## Instruction 1
Rewrite the passage on Wales's play-off games against Israel, starting at "To understand why" and ending at "didn’t see it.", with "substitutes" replaced by "replacements".
## Instruction 2
Translate this sentence from the passage on Wales's World Cup qualifying group into Spanish: "In those days no substitutes were allowed in domestic football."
## Instruction 3
Go on with the passage on Wales's World Cup qualifying campaign, picking up after its final sentence.

## Document segment

Start

To understand why these two very odd play off games between Wales and Asian qualifiers Israel, yes Asian qualifiers Israel, occurred you have to look at the actual qualification matches in Wales group beforehand. Without doubt the bizarre decisions made by Wales footballing governing body regards logistics alone back then would be met with utter embarrassment today. In those days no substitutes were allowed in domestic football. So injured players would nearly always play on if they could walk or even just stand. Remember Bert Trautmann ? The rest of the world had made great strides introducing substitutes recognising the need for injured players to receive proper treatment. Wales and England just didn’t see it.

The qualification group consisted of Wales, Czechoslovakia and East Germany. The East Germans playing their first official football matches since the partitioning of Germany. The east under the control of Russia, and the west of the country under the control of, yes you guessed it, the west. This made trips to communist controlled countries mystical indeed. Wales decided to play their two away games in the communist block, as it was referred to, in one hit. It wasn’t the best of decisions when you look at what Wales actually did logistically.

End

## Entries shown
Start

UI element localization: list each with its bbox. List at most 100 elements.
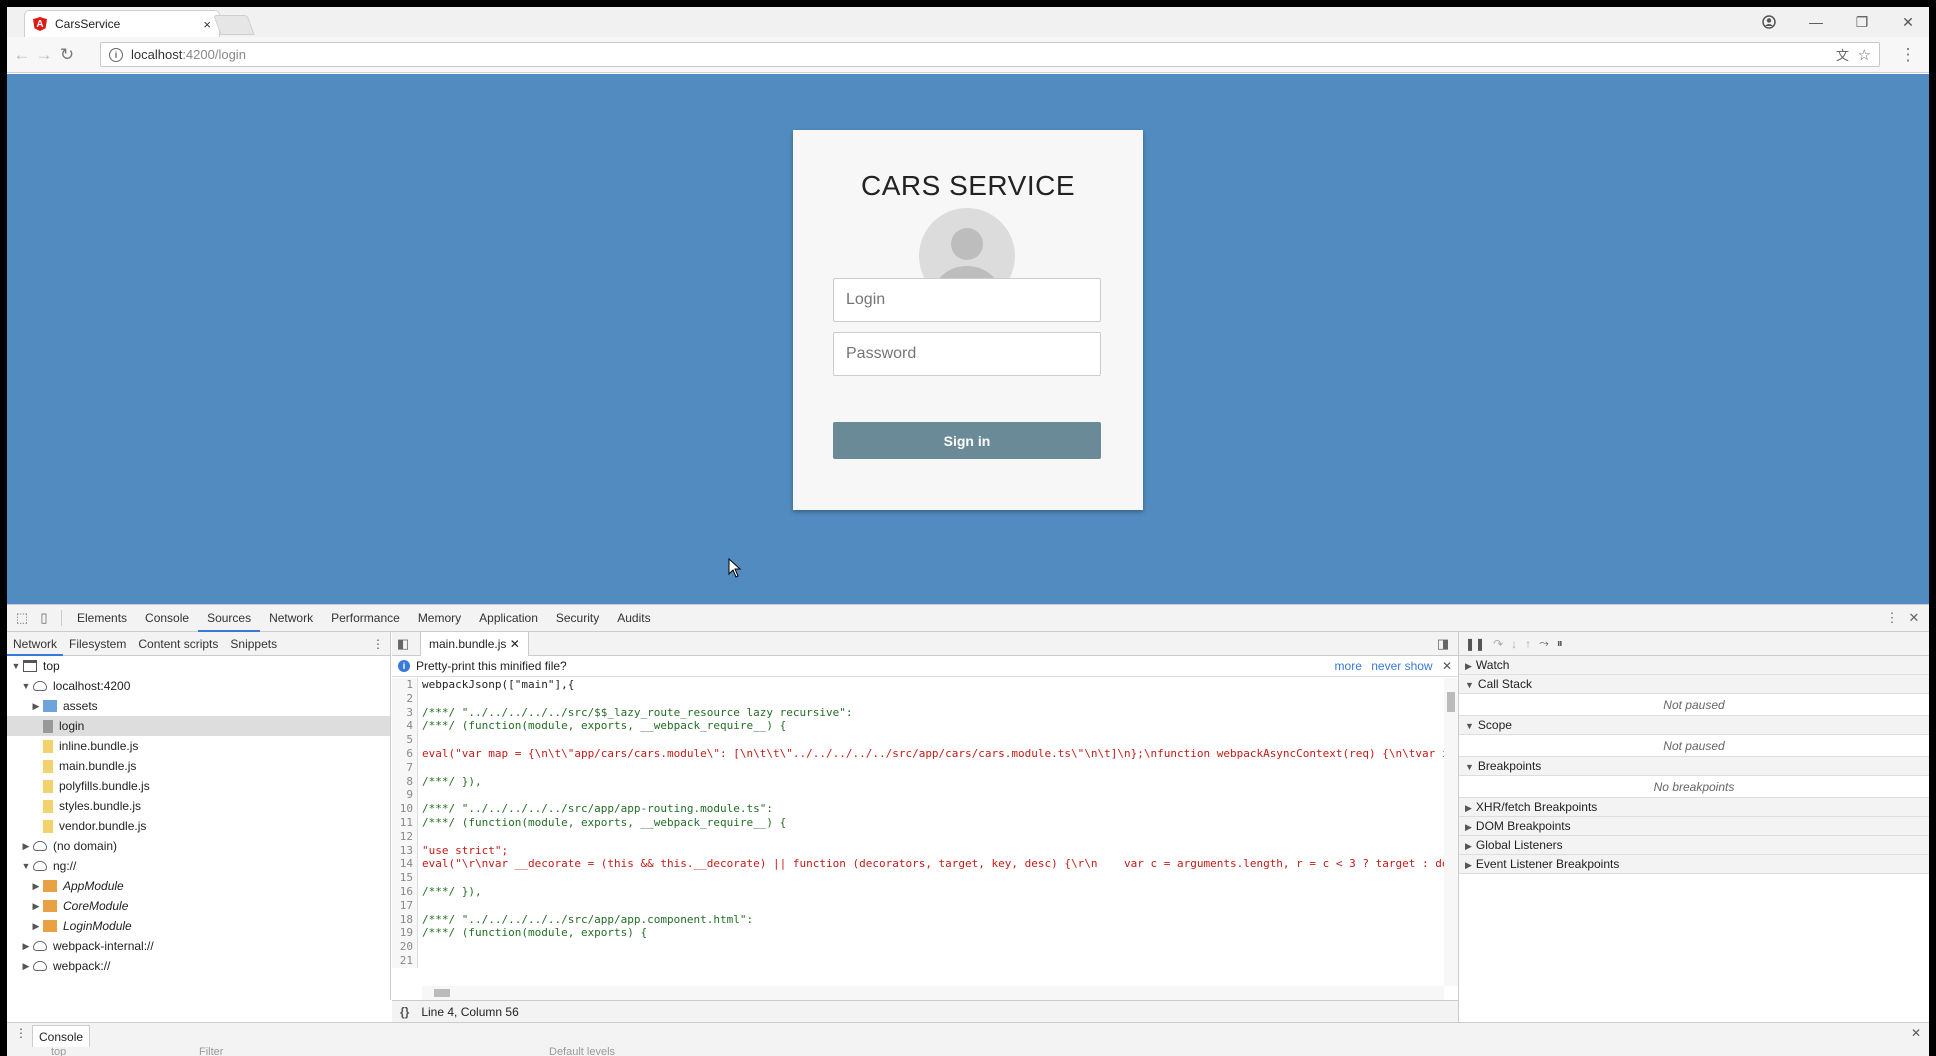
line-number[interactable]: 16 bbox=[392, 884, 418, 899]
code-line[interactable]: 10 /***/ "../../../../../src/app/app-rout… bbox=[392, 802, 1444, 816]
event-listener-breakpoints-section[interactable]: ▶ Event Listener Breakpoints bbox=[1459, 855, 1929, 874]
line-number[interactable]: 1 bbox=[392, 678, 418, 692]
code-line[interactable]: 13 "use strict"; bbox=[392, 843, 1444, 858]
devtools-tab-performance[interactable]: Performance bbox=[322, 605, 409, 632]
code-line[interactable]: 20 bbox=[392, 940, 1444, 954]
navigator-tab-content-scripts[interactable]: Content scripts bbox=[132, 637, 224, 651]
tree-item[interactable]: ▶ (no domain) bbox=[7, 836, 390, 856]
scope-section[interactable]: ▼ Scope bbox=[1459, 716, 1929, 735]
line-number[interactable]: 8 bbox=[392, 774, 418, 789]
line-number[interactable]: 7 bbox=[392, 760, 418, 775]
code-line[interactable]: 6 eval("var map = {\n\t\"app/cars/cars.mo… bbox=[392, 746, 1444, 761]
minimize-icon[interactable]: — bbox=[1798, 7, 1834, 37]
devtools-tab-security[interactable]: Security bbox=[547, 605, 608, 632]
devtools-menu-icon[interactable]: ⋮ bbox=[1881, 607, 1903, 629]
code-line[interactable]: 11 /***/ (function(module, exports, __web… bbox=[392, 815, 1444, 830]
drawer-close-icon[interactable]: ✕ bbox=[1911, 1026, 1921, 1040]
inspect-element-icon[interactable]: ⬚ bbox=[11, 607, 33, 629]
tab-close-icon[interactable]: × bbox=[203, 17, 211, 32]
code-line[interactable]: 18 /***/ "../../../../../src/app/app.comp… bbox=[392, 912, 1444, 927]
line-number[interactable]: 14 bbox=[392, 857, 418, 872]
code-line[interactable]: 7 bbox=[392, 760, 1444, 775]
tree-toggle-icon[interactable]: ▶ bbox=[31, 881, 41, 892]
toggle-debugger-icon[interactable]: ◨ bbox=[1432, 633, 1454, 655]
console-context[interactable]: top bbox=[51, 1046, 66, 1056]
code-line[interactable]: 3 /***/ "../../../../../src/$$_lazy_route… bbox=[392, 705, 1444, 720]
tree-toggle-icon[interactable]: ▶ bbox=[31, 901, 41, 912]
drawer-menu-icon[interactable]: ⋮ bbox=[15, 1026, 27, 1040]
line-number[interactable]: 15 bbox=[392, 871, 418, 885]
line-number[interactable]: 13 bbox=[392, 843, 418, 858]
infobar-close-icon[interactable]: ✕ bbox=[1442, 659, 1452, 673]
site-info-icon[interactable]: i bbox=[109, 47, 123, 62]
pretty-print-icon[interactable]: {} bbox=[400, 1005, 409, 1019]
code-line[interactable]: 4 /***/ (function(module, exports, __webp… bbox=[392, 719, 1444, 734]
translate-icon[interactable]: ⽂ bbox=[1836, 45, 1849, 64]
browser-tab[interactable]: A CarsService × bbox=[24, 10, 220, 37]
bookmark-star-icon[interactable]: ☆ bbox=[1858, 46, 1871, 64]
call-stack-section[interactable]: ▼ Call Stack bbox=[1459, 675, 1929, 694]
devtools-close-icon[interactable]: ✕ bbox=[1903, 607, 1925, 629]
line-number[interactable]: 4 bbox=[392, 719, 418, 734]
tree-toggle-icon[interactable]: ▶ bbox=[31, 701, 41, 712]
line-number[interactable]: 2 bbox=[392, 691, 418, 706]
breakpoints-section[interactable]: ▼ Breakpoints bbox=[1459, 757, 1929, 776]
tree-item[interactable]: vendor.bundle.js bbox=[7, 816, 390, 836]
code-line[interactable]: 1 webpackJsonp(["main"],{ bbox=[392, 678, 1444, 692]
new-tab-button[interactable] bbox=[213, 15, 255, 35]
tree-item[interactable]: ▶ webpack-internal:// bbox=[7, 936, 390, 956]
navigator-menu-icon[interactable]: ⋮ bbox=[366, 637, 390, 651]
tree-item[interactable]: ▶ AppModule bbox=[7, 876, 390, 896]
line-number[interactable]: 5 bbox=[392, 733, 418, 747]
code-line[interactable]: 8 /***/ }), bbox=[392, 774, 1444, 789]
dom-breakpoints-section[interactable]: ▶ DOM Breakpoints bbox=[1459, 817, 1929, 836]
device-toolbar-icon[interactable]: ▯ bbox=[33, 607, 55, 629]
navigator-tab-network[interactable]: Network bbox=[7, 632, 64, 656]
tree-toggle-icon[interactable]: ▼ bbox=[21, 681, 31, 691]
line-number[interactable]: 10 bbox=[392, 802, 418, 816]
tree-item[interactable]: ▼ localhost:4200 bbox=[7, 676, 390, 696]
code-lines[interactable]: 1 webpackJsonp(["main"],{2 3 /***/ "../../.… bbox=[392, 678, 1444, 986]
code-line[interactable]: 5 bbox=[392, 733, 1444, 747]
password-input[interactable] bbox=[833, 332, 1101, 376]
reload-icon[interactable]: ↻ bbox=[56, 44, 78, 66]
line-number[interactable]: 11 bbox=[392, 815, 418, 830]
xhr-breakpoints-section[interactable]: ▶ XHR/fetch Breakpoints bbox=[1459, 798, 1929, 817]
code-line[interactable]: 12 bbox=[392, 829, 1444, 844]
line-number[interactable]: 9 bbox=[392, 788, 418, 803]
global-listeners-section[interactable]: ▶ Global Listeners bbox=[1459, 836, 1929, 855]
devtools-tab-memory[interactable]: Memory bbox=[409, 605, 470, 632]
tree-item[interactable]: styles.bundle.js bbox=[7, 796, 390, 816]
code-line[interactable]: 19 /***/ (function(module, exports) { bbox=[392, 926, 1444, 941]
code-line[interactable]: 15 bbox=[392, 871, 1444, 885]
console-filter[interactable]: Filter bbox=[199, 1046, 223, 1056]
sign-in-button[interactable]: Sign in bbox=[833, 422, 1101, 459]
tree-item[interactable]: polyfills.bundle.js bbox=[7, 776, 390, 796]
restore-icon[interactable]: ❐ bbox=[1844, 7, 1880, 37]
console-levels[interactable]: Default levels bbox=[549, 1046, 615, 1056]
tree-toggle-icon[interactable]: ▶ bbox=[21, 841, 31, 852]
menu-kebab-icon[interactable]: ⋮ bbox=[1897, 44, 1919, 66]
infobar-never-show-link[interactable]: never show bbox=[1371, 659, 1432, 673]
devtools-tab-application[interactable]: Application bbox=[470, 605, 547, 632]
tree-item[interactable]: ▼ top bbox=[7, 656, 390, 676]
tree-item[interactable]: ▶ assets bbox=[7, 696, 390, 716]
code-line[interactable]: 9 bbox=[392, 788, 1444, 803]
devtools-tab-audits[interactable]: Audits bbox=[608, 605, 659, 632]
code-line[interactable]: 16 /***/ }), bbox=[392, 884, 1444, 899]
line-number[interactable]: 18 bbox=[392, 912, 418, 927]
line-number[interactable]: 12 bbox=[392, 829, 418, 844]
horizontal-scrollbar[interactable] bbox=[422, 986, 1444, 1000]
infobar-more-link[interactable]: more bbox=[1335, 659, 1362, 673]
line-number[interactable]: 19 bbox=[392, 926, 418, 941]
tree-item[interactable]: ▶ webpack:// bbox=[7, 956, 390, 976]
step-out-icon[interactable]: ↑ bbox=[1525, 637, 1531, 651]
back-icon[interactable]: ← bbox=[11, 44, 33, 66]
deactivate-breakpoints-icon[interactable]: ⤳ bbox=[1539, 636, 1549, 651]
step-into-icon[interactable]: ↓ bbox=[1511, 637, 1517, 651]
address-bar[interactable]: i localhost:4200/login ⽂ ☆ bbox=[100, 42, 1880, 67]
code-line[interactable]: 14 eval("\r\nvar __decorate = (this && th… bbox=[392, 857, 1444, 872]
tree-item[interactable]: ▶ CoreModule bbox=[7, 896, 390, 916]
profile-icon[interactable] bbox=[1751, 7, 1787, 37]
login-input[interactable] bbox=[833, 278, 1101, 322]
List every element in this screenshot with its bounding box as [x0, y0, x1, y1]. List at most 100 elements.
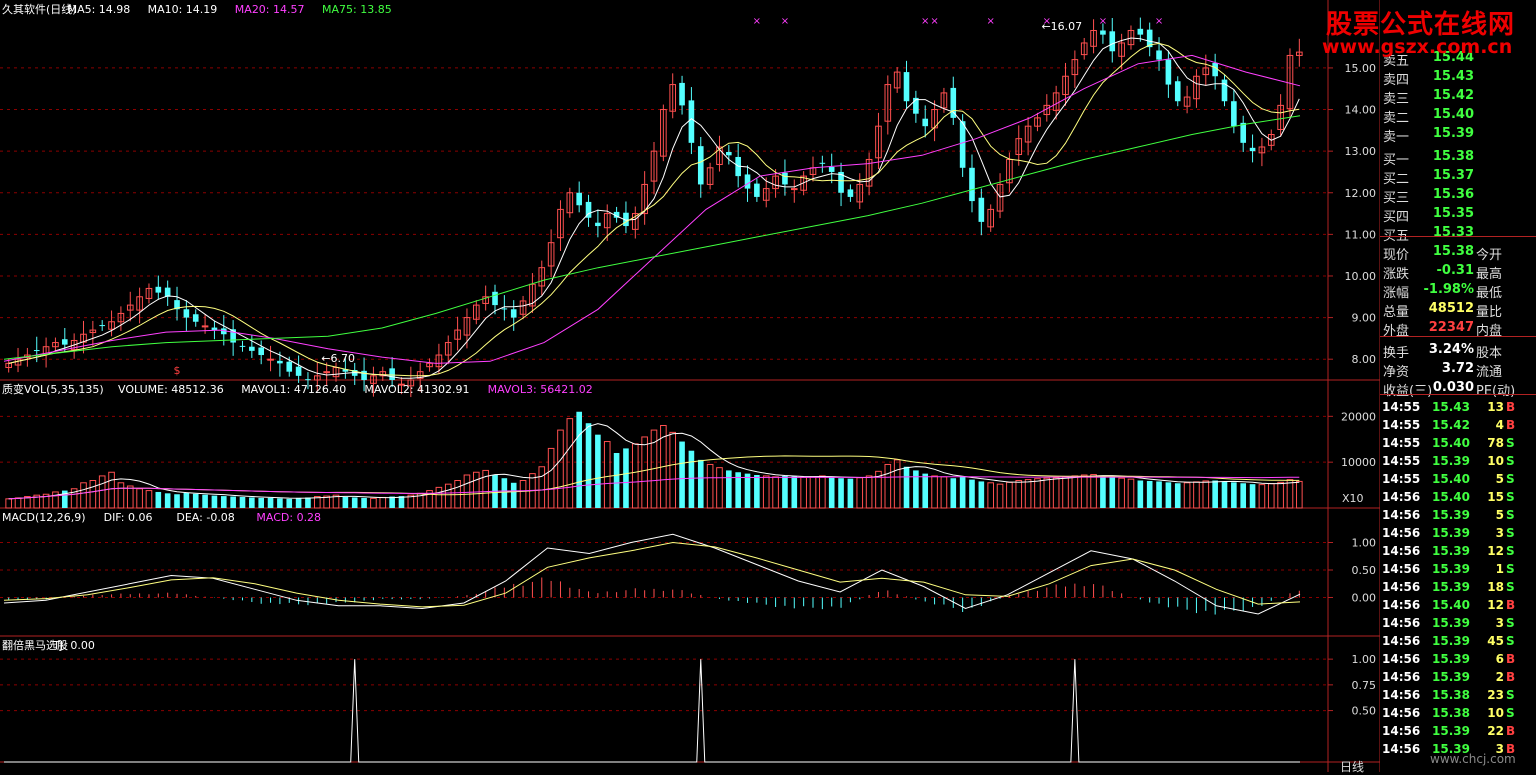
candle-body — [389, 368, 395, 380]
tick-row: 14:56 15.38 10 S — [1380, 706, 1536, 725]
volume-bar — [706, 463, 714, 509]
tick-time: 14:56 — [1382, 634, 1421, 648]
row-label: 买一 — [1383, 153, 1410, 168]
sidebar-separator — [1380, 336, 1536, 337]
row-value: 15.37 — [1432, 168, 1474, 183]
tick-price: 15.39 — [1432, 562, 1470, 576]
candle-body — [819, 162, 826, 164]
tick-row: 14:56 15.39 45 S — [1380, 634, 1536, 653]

End

## Reply 1
To understand why these two very odd play off games between Wales and Asian qualifiers Israel, yes Asian qualifiers Israel, occurred you have to look at the actual qualification matches in Wales group beforehand. Without doubt the bizarre decisions made by Wales footballing governing body regards logistics alone back then would be met with utter embarrassment today. In those days no replacements were allowed in domestic football. So injured players would nearly always play on if they could walk or even just stand. Remember Bert Trautmann ? The rest of the world had made great strides introducing replacements recognising the need for injured players to receive proper treatment. Wales and England just didn’t see it.

## Reply 2
En aquellos tiempos no se permitían suplentes en el fútbol nacional.

## Reply 3
Wales didn’t qualify for the 1958 World Cup as you would expect it to happen, in fact they didn’t qualify for the 1958 World Cup proper, but that’s to come in part two. Wales kicked off their group qualification with a 1-0 win at home against Czechoslovakia. A hard fought game at Ninian Park, a young Roy Vernon of Blackburn Rovers scoring the winning goal. From there those two games in the eastern bloc followed. They were a disaster for Wales. To save money the Wales FA decided to only send twelve players for the two games, believing that one replacement should cover injuries over the two game week. It was utter madness. Subs had been introduced in International football in 1954, but Wales and England didn’t cotton on until eleven years later.

Derek Tapscott received an eye injury and withdrew from the first game on the eve of the fixture. John Charles turned up so late because he couldn’t be released by his club, he was unable to train beforehand. The squad took two footballs with them, it doesn’t get much better I’m afraid, and it was no surprise that their poorly thought out logistics actually led to Wales losing the game 2-1. On top of that a couple of very odd decisions by the referee from the Soviet Union didn’t aid any chances Wales had. The ‘squad’ as it was called was down to ten fit men, and Wales actually travelled to Czechoslovakia with those ten fit men. Manager Jimmy Murphy was furious. The Wales FA actually felt that was okay. The media in Wales hammered the governing body and they reluctantly allowed two more players to travel to Czechoslovakia. Ray Daniel and Des Palmer were called up, and travelled to Prague, again ridiculous decision making would put pay to Wales qualifying for the finals. Wales lost 2-0, so after three games they had won one but lost those crucial away games in Eastern Europe. Czechoslovakia won their remaining two games winning the group on goal difference, and indeed on beating Wales 2-1 over their two games home and away.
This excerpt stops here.